==== Data lines

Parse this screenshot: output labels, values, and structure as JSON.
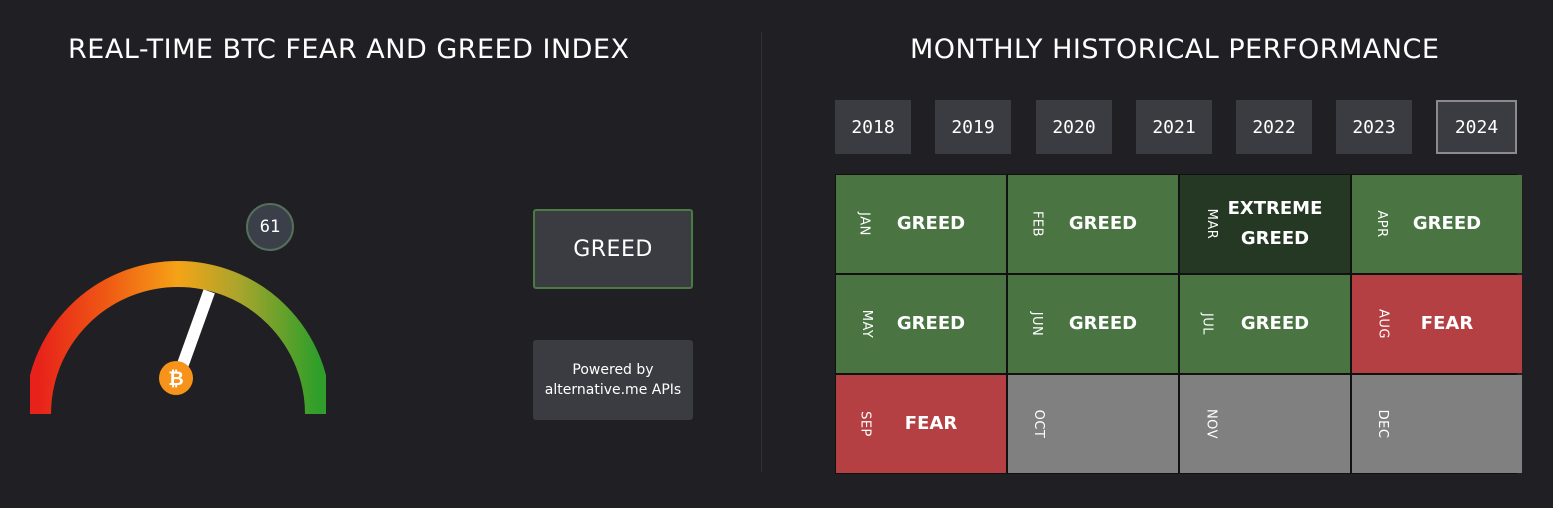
{
  "left": {
    "title": "REAL-TIME BTC FEAR AND GREED INDEX",
    "gauge_value": 61,
    "value_text": "61",
    "status": "GREED",
    "powered_line1": "Powered by",
    "powered_line2": "alternative.me APIs",
    "coin_icon": "bitcoin-icon",
    "colors": {
      "fear": "#e8221a",
      "neutral": "#f5a317",
      "greed": "#2f9e2a",
      "coin": "#f7931a"
    }
  },
  "right": {
    "title": "MONTHLY HISTORICAL PERFORMANCE",
    "years": [
      "2018",
      "2019",
      "2020",
      "2021",
      "2022",
      "2023",
      "2024"
    ],
    "selected_year": "2024",
    "months": [
      {
        "month": "JAN",
        "sentiment": "GREED",
        "color": "#4a7543"
      },
      {
        "month": "FEB",
        "sentiment": "GREED",
        "color": "#4a7543"
      },
      {
        "month": "MAR",
        "sentiment": "EXTREME GREED",
        "color": "#243823"
      },
      {
        "month": "APR",
        "sentiment": "GREED",
        "color": "#4a7543"
      },
      {
        "month": "MAY",
        "sentiment": "GREED",
        "color": "#4a7543"
      },
      {
        "month": "JUN",
        "sentiment": "GREED",
        "color": "#4a7543"
      },
      {
        "month": "JUL",
        "sentiment": "GREED",
        "color": "#4a7543"
      },
      {
        "month": "AUG",
        "sentiment": "FEAR",
        "color": "#b54043"
      },
      {
        "month": "SEP",
        "sentiment": "FEAR",
        "color": "#b54043"
      },
      {
        "month": "OCT",
        "sentiment": "",
        "color": "#808080"
      },
      {
        "month": "NOV",
        "sentiment": "",
        "color": "#808080"
      },
      {
        "month": "DEC",
        "sentiment": "",
        "color": "#808080"
      }
    ]
  }
}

========

> [Given request]: Your task is to reproduce all of the material exactly. The pictures stay out.

> [Written response]:
Parse this screenshot: output labels, values, and structure as JSON.
{
  "left": {
    "title": "REAL-TIME BTC FEAR AND GREED INDEX",
    "gauge_value": 61,
    "value_text": "61",
    "status": "GREED",
    "powered_line1": "Powered by",
    "powered_line2": "alternative.me APIs",
    "coin_icon": "bitcoin-icon",
    "colors": {
      "fear": "#e8221a",
      "neutral": "#f5a317",
      "greed": "#2f9e2a",
      "coin": "#f7931a"
    }
  },
  "right": {
    "title": "MONTHLY HISTORICAL PERFORMANCE",
    "years": [
      "2018",
      "2019",
      "2020",
      "2021",
      "2022",
      "2023",
      "2024"
    ],
    "selected_year": "2024",
    "months": [
      {
        "month": "JAN",
        "sentiment": "GREED",
        "color": "#4a7543"
      },
      {
        "month": "FEB",
        "sentiment": "GREED",
        "color": "#4a7543"
      },
      {
        "month": "MAR",
        "sentiment": "EXTREME GREED",
        "color": "#243823"
      },
      {
        "month": "APR",
        "sentiment": "GREED",
        "color": "#4a7543"
      },
      {
        "month": "MAY",
        "sentiment": "GREED",
        "color": "#4a7543"
      },
      {
        "month": "JUN",
        "sentiment": "GREED",
        "color": "#4a7543"
      },
      {
        "month": "JUL",
        "sentiment": "GREED",
        "color": "#4a7543"
      },
      {
        "month": "AUG",
        "sentiment": "FEAR",
        "color": "#b54043"
      },
      {
        "month": "SEP",
        "sentiment": "FEAR",
        "color": "#b54043"
      },
      {
        "month": "OCT",
        "sentiment": "",
        "color": "#808080"
      },
      {
        "month": "NOV",
        "sentiment": "",
        "color": "#808080"
      },
      {
        "month": "DEC",
        "sentiment": "",
        "color": "#808080"
      }
    ]
  }
}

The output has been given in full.